» Given task: Pull out each line of the records holding the string "mají".

» Data extract:

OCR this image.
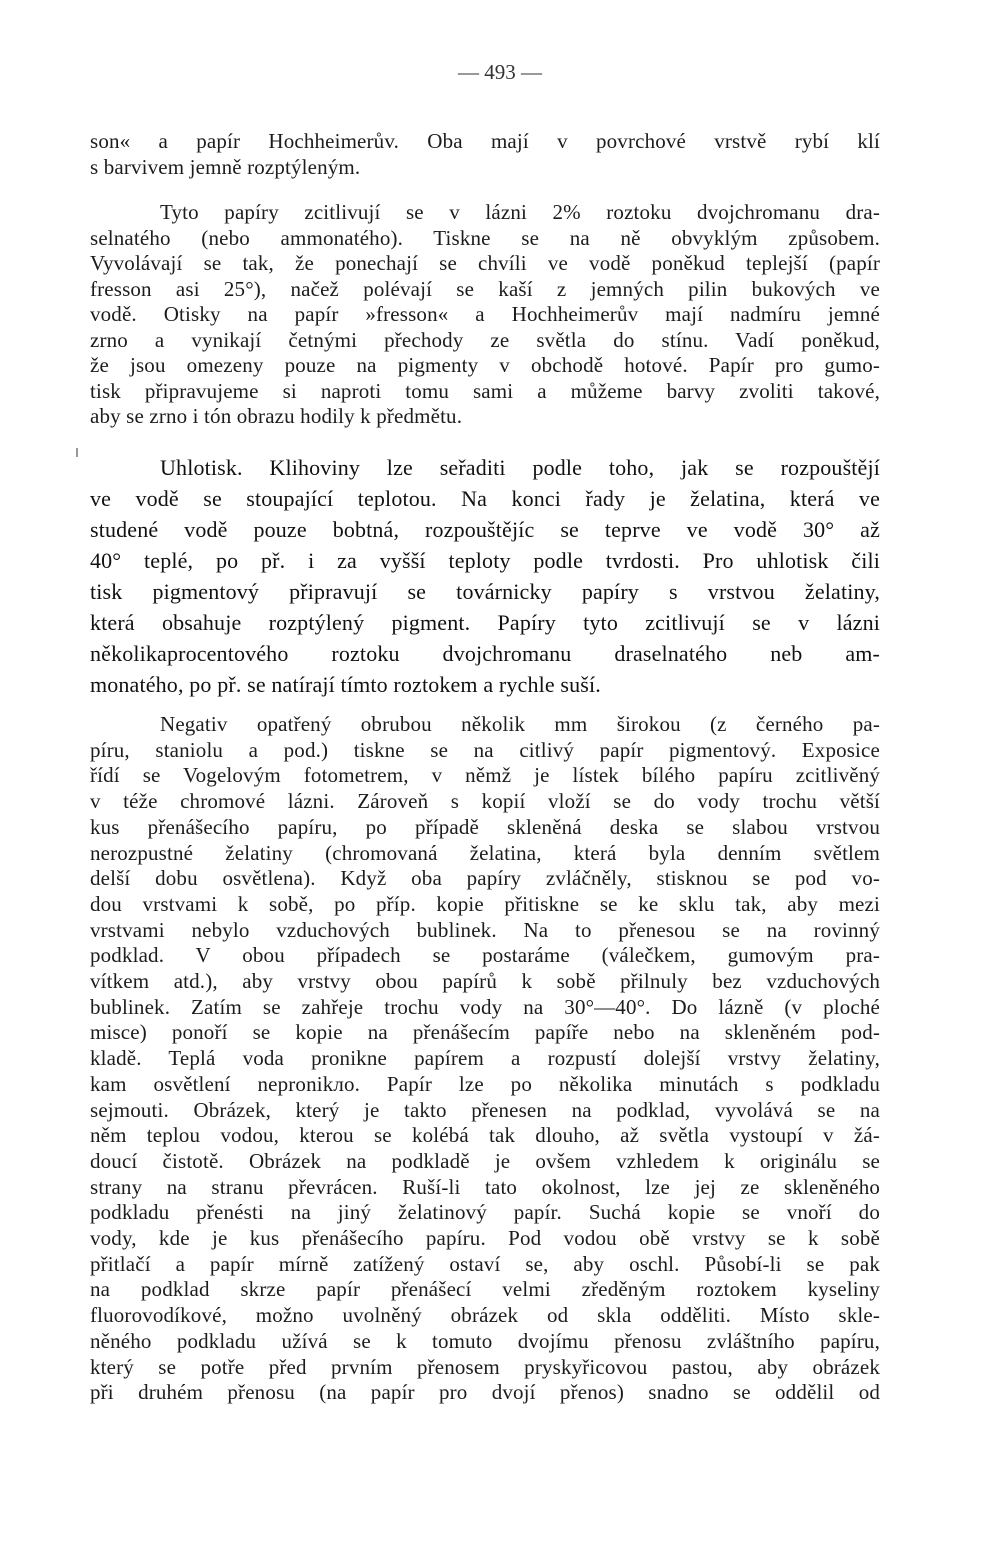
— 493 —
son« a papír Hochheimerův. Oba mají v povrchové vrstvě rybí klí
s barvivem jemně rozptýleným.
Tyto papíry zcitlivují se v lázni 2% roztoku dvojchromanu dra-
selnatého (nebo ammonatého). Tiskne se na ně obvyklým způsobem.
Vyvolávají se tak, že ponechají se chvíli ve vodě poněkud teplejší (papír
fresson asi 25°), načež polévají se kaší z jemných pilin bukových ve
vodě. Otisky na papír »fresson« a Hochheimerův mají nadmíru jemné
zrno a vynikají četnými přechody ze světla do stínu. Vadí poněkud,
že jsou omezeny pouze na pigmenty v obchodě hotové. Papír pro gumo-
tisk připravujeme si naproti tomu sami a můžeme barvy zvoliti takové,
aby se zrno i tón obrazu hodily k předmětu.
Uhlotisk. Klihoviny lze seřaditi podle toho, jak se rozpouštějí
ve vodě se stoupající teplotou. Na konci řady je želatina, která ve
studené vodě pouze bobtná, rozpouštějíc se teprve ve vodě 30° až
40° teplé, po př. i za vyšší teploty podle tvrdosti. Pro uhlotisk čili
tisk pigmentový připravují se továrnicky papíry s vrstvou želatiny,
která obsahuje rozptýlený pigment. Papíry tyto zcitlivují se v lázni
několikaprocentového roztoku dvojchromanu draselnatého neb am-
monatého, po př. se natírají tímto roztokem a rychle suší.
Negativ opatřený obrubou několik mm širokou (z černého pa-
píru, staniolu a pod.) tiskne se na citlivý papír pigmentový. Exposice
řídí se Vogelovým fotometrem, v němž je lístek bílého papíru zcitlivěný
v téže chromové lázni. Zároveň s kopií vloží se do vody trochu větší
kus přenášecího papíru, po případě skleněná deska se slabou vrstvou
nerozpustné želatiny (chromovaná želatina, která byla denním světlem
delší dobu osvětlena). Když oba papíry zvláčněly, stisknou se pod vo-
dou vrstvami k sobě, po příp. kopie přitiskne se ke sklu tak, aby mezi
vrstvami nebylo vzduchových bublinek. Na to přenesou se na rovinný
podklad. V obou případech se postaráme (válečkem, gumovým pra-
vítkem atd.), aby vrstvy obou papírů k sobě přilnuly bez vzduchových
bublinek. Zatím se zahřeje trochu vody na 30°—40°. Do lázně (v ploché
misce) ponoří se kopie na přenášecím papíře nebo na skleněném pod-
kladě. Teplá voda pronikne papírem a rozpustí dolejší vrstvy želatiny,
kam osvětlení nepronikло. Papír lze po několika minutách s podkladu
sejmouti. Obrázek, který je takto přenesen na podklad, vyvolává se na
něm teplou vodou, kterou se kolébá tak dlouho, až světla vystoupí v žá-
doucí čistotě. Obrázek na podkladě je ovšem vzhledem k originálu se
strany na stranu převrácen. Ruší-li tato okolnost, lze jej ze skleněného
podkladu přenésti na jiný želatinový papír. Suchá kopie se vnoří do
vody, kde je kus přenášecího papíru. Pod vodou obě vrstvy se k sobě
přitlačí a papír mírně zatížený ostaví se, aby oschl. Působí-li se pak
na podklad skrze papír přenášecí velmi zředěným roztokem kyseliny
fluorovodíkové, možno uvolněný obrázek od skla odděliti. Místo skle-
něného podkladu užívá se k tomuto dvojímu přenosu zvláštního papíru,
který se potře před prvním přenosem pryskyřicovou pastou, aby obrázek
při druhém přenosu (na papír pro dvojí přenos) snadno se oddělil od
==
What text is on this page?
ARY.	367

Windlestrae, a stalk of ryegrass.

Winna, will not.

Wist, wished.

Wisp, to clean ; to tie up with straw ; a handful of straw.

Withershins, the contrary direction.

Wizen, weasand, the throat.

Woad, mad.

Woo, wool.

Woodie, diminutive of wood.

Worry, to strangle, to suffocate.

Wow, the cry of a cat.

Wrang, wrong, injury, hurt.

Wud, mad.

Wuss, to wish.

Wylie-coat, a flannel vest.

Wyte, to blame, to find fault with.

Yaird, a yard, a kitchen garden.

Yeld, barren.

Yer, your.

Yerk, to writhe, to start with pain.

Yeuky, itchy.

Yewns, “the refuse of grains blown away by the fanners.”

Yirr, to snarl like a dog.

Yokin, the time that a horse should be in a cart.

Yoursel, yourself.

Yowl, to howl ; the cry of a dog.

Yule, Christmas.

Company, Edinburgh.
...
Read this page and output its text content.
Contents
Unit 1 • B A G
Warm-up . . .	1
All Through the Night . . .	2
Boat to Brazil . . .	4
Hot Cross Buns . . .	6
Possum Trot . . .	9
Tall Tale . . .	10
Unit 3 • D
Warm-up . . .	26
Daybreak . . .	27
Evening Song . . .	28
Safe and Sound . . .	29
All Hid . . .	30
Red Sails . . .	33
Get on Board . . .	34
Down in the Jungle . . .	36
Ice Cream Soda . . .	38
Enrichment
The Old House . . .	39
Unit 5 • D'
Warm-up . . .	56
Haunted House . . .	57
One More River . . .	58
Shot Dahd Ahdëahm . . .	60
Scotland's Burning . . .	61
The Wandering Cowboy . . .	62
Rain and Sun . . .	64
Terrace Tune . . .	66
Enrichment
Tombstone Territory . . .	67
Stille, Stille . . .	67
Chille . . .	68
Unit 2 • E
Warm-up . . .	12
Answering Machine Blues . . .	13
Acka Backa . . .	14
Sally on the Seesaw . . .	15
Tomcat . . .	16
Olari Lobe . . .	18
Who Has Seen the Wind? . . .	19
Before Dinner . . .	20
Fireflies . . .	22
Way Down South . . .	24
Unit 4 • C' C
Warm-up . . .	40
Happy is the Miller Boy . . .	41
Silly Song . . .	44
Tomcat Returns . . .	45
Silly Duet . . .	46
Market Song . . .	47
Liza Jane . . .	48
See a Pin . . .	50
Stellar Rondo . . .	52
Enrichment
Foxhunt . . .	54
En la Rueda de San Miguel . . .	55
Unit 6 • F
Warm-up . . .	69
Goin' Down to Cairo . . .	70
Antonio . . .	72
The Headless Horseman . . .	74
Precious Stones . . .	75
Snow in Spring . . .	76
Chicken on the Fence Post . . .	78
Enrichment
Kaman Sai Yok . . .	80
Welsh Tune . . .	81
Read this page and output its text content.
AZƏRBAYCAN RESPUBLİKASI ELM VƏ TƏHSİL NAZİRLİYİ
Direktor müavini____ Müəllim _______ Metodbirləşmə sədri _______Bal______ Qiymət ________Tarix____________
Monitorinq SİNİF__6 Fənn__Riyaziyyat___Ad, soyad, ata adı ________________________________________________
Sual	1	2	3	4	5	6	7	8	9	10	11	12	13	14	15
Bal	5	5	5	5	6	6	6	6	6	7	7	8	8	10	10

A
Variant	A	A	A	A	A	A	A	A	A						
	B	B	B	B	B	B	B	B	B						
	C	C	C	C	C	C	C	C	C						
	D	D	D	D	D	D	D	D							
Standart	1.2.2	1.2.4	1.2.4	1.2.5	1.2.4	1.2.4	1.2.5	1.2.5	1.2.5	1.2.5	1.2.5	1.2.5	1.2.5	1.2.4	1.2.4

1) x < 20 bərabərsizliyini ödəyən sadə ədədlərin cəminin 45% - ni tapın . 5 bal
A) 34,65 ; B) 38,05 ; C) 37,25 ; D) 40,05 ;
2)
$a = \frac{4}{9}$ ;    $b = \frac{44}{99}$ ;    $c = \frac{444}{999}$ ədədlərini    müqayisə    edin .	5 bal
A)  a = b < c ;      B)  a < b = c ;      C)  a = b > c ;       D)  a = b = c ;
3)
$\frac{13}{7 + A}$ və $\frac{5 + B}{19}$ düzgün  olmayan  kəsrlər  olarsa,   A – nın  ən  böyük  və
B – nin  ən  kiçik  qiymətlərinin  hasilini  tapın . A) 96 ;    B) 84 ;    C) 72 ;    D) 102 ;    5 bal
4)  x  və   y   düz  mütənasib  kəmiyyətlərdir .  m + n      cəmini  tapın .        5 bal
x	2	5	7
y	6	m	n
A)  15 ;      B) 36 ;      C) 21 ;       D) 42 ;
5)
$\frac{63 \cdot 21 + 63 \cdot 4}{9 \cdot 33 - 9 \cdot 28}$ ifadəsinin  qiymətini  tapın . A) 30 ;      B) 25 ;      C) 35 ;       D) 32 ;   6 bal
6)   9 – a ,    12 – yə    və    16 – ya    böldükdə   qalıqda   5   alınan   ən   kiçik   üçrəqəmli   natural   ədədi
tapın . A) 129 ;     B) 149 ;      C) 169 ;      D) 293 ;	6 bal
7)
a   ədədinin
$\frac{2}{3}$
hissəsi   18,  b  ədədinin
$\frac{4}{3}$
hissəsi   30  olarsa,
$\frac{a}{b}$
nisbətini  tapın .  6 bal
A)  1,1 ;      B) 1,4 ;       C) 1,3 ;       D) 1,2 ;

» Task response:
son« a papír Hochheimerův. Oba mají v povrchové vrstvě rybí klí
vodě. Otisky na papír »fresson« a Hochheimerův mají nadmíru jemné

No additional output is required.